Goal:
Keep only the lines that hold the string "bras", filtering out the rest of the entries below.

[START Data records]

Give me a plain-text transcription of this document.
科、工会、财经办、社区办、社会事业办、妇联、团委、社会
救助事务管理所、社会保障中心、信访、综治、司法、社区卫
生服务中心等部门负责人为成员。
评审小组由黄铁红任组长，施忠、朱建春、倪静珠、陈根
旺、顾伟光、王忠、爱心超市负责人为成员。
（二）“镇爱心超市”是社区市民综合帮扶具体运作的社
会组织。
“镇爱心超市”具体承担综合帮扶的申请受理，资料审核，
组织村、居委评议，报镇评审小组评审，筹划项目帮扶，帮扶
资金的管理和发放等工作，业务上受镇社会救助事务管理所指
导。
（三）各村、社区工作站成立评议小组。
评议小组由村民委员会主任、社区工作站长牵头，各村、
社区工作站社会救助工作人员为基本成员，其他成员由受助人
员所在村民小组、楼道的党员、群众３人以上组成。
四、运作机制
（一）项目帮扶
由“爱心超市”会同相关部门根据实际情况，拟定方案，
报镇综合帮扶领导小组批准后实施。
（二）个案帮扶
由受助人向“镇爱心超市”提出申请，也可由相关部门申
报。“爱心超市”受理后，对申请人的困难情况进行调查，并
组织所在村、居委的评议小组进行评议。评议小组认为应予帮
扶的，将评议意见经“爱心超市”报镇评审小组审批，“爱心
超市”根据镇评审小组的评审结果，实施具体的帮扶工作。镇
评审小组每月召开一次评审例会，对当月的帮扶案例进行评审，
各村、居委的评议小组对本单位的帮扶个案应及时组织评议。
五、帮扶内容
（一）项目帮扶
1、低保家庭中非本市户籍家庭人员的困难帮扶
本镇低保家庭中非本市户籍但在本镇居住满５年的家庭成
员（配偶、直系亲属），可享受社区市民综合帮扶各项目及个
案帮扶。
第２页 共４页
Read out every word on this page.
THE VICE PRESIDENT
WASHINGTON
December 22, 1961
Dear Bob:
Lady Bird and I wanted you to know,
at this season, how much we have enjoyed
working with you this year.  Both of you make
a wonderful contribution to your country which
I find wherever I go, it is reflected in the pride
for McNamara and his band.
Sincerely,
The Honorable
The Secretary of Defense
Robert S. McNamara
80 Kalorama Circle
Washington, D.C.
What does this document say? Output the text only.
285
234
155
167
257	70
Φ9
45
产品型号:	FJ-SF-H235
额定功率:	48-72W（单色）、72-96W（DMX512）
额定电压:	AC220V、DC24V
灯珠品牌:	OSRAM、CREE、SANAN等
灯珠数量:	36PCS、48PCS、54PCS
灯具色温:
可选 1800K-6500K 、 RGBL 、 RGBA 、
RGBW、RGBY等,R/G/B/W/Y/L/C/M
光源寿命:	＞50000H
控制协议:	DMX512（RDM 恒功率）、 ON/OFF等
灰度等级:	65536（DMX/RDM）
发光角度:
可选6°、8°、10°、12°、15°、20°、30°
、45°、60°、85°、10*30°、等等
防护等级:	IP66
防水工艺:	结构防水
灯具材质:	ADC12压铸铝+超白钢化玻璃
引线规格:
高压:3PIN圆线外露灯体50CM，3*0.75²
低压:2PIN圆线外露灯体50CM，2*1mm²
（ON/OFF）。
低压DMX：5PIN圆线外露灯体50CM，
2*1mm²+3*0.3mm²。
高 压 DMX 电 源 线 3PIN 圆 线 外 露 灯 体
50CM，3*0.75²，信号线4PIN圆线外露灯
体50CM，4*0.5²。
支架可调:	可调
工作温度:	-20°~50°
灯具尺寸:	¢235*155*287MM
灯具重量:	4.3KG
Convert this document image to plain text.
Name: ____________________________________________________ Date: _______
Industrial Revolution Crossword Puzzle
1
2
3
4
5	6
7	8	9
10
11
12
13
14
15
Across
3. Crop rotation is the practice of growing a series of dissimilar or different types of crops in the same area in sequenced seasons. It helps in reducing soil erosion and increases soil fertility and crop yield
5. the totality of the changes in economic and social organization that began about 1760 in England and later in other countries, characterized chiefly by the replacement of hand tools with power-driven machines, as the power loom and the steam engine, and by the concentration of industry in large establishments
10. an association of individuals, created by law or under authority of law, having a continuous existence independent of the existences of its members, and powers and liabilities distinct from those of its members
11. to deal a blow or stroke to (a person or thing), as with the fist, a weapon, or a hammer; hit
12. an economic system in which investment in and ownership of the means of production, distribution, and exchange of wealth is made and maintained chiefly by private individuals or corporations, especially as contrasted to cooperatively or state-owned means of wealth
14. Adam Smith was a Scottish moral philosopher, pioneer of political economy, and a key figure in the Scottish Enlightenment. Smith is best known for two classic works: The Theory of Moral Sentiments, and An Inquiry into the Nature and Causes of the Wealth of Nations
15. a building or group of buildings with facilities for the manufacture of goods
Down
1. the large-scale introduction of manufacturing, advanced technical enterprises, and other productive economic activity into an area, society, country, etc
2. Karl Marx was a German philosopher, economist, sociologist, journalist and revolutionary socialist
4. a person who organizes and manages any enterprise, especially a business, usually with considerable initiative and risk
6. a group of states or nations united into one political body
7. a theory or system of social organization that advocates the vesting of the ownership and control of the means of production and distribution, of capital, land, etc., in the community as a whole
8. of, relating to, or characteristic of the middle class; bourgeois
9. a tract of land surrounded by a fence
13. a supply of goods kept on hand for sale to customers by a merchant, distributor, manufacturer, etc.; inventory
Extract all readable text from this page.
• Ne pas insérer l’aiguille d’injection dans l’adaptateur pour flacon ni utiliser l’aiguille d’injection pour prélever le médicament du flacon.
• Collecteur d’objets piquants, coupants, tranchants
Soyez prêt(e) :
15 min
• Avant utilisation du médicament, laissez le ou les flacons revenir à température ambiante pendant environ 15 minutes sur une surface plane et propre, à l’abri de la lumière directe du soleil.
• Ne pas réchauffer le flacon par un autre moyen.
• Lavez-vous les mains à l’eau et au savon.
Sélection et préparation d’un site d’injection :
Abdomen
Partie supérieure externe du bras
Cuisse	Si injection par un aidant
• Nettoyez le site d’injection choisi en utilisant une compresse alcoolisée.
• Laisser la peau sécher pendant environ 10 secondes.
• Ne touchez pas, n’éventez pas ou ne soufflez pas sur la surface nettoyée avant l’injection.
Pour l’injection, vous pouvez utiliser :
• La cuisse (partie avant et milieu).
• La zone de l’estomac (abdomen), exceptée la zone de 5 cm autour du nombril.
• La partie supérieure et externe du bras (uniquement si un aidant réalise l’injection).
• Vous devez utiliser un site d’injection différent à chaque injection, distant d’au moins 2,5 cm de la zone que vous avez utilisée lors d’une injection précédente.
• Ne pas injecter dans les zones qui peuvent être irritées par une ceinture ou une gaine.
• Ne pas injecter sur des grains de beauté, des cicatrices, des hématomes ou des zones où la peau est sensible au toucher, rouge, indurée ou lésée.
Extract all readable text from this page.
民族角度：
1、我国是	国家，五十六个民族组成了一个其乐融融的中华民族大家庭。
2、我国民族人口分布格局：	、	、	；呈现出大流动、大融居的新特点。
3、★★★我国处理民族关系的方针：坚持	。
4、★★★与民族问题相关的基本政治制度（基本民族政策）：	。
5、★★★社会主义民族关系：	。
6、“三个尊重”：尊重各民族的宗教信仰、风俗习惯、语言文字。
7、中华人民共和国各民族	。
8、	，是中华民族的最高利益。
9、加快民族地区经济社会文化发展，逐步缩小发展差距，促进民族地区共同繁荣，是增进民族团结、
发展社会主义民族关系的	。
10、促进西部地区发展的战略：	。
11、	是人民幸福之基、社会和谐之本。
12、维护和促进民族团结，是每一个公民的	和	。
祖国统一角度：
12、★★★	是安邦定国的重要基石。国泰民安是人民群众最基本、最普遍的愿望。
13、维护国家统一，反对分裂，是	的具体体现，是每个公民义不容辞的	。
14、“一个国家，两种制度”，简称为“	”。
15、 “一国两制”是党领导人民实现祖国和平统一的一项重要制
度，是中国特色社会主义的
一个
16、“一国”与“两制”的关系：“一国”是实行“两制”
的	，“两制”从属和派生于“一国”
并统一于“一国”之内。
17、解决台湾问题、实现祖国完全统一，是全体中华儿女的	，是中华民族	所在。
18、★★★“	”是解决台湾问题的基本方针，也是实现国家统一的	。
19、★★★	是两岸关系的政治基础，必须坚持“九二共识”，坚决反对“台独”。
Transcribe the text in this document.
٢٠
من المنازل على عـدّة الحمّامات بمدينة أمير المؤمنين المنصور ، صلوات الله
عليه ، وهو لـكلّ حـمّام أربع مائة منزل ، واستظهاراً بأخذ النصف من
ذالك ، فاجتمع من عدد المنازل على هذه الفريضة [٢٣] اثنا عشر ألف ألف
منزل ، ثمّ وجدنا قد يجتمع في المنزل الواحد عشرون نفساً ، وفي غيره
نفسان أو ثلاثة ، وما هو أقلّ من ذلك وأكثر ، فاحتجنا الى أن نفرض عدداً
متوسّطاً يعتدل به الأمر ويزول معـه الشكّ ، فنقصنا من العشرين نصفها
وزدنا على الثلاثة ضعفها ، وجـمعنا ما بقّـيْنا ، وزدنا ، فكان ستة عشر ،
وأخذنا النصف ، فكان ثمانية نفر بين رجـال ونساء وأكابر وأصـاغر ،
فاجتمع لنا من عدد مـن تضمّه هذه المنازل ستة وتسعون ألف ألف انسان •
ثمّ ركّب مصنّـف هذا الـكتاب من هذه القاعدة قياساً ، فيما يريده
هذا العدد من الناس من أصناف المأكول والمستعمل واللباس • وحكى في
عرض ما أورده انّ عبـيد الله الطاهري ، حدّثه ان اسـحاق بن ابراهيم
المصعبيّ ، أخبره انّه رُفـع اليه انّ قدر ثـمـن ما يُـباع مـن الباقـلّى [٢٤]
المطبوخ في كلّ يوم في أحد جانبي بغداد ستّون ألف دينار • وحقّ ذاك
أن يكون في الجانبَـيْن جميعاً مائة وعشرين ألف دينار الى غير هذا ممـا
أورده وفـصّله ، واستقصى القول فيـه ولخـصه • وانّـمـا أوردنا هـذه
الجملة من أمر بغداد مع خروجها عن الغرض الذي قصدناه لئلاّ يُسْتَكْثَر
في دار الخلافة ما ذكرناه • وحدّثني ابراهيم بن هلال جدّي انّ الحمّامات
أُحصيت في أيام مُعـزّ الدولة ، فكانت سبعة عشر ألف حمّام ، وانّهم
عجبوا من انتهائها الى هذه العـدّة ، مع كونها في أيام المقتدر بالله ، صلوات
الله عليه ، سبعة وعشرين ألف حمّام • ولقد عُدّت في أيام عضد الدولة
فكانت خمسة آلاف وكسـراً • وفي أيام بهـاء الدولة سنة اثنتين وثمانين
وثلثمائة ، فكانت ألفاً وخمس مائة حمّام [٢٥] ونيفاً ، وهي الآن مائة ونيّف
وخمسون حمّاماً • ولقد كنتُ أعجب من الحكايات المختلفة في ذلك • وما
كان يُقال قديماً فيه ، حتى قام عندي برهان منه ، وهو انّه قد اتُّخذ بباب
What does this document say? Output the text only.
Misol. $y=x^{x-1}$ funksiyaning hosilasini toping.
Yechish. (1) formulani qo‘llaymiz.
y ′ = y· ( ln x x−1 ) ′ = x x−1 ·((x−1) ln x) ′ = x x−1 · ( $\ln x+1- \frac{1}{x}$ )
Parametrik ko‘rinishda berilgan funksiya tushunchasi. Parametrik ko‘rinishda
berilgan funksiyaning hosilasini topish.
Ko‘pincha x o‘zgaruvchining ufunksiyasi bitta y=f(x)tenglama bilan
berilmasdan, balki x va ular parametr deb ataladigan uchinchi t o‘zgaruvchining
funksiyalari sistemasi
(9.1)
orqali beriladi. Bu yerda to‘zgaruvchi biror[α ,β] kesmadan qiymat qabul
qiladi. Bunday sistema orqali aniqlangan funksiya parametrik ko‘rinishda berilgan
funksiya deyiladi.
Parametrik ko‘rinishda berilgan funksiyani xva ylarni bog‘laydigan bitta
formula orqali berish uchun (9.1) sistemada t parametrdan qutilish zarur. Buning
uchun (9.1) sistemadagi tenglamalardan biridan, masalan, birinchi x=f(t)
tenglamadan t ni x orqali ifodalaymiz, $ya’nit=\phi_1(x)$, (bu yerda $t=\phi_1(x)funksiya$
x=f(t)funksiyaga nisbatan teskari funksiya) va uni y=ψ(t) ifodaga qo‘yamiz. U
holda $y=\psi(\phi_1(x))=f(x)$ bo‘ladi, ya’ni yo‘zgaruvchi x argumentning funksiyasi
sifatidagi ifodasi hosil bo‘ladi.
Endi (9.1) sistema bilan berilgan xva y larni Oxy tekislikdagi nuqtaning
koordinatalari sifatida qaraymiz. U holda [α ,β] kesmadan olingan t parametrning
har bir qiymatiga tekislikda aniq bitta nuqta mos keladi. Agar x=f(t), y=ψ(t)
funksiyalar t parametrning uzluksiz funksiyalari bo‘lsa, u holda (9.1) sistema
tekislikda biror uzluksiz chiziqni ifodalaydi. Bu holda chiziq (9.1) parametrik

[END Data records]

Answer to the task:
Partie supérieure externe du bras
• La partie supérieure et externe du bras (uniquement si un aidant réalise l’injection).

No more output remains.